LIST OF TASKS ->
A: Summarize the Spark breadth-first search code in two sentences.
B: Reproduce the part of the Spark breadth-first search code starting at "return (heroID, (connections.toArray, distance, color))" and ending at "return inputFile.map(convertToBFS)".

SELECTION ->
********************

We define a helper function `converToBFS` that converts each line of raw input a `BFSNode`

In [58]:
def convertToBFS(line: String): BFSNode = {
    
    //Split up the line into fields
    val fields = line.split("\\s+")
    
    // Extract this heroID from the first field
    val heroID = fields(0).toInt
    
    // Extract subsequent heroID into the connections array
    var connections: ArrayBuffer[Int] = ArrayBuffer()     // Initialize array
    for (connection <- 1 to (fields.length -1)){
        connections += fields(connection).toInt
    }
    // Set the default distance and color as 9999 and white, respectively.
    var color:String = "WHITE"
    var distance:Int = 9999
    
    // Unless this is the character we are starting from
    if (heroID == startCharacterID){
        color = "GRAY"
        distance = 0
    }
    
    return (heroID, (connections.toArray, distance, color))
    
}

convertToBFS: (line: String)BFSNode


Define another method `createStartingRDD` where it creates an "iteration 0" of our RDD of BFSNodes.

In [59]:
def createStartingRDD(sc:SparkContext): RDD[BFSNode] ={
    val inputFile = sc.textFile("../../data/marvel-graph.txt")
    return inputFile.map(convertToBFS)
}

createStartingRDD: (sc: org.apache.spark.SparkContext)org.apache.spark.rdd.RDD[BFSNode]


Define a method `bfsMap` where it expands a `BFSNode` into this node and its children.

In [60]:
def bfsMap(node:BFSNode): Array[BFSNode] = {
    // Extract data from the BFSNode
    val characterID: Int = node._1
    val data: BFSData = node._2
    
    val connections:Array[Int] = data._1  
    val distance:Int = data._2
    var color:String = data._3
    
    var results:ArrayBuffer[BFSNode] =ArrayBuffer()
    //------------------
    //-- BFS Algorithm
    //------------------
    // Gray nodes are flagged for expansion, and create
    // gray nodes for each connection
    if (color =="GRAY"){
        for (connection <- connections){
            val newCharacterID = connection
            val newDistance = distance + 1
            val newColor = "GRAY"
            
            // Have we stumbled across the character we are looking for?
            // If so increment our accumulator so the driver script knows.
            if (targetCharacterID == connection){
                if (hitCounter.isDefined){
                    hitCounter.get.add(1)
                }
            }
            // Create our new Gray node for this connection and add it
            // to the results
            val newEntry: BFSNode = (newCharacterID, (Array(), newDistance, newColor))
            results += newEntry
        }
        
        // Color this node as black, indicating it has been processed already.
        color = "BLACK"
        
    }
    // Add the original node back in, so its connections can get merged
    // with the gray nodes in the reducer.
    val thisEntry: BFSNode = (characterID, (connections, distance, color))

********************

SUPPLIED MATERIAL ->
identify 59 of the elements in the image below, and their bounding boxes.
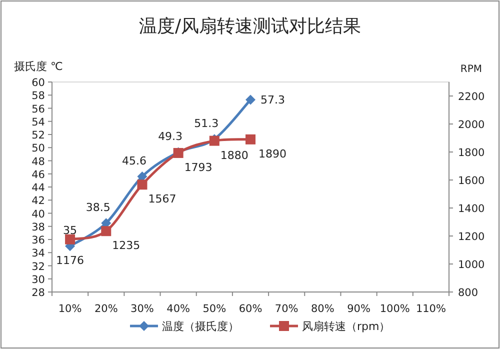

********************

RESPONSES BY TASK ->
A: The code defines a helper function, convertToBFS, that turns each line of raw input into a BFSNode, giving each character a default distance of 9999 and the color white unless it is the starting character, which gets the color gray and a distance of 0. It also defines createStartingRDD, which creates an "iteration 0" RDD of BFSNodes from an input file, and bfsMap, which expands a BFSNode into that node and its children by creating gray nodes for each connection of a gray node and then coloring that node black.

B:
return (heroID, (connections.toArray, distance, color))
    
}

convertToBFS: (line: String)BFSNode


Define another method `createStartingRDD` where it creates an "iteration 0" of our RDD of BFSNodes.

In [59]:
def createStartingRDD(sc:SparkContext): RDD[BFSNode] ={
    val inputFile = sc.textFile("../../data/marvel-graph.txt")
    return inputFile.map(convertToBFS)